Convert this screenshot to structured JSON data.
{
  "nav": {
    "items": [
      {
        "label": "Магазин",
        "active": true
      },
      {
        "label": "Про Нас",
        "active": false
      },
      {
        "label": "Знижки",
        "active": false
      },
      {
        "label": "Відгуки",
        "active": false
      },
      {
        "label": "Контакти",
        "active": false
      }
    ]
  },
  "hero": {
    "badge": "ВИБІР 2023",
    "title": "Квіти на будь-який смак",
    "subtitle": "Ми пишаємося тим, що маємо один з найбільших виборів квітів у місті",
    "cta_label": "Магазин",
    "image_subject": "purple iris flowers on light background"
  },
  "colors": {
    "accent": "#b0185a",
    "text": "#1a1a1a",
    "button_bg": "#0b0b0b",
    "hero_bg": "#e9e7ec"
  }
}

━━━━━━

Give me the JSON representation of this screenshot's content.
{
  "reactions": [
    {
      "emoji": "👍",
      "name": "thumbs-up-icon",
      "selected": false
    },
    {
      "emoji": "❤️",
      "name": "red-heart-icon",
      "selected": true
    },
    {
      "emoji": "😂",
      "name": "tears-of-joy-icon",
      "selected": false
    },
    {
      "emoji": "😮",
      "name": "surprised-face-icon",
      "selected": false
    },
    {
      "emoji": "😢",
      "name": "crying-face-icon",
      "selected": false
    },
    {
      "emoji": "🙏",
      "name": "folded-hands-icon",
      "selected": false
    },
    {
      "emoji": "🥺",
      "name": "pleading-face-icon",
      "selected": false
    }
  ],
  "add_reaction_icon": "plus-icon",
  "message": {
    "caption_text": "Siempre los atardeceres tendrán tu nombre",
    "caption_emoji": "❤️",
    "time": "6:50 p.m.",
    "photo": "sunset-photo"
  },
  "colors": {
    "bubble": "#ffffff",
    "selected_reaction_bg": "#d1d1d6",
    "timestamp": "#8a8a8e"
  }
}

━━━━━━

:: Exercise requirements ::
Return all lines of the material above in which the word "face" occurs.

:: Solution to the problem ::
      "name": "surprised-face-icon",
      "name": "crying-face-icon",
      "name": "pleading-face-icon",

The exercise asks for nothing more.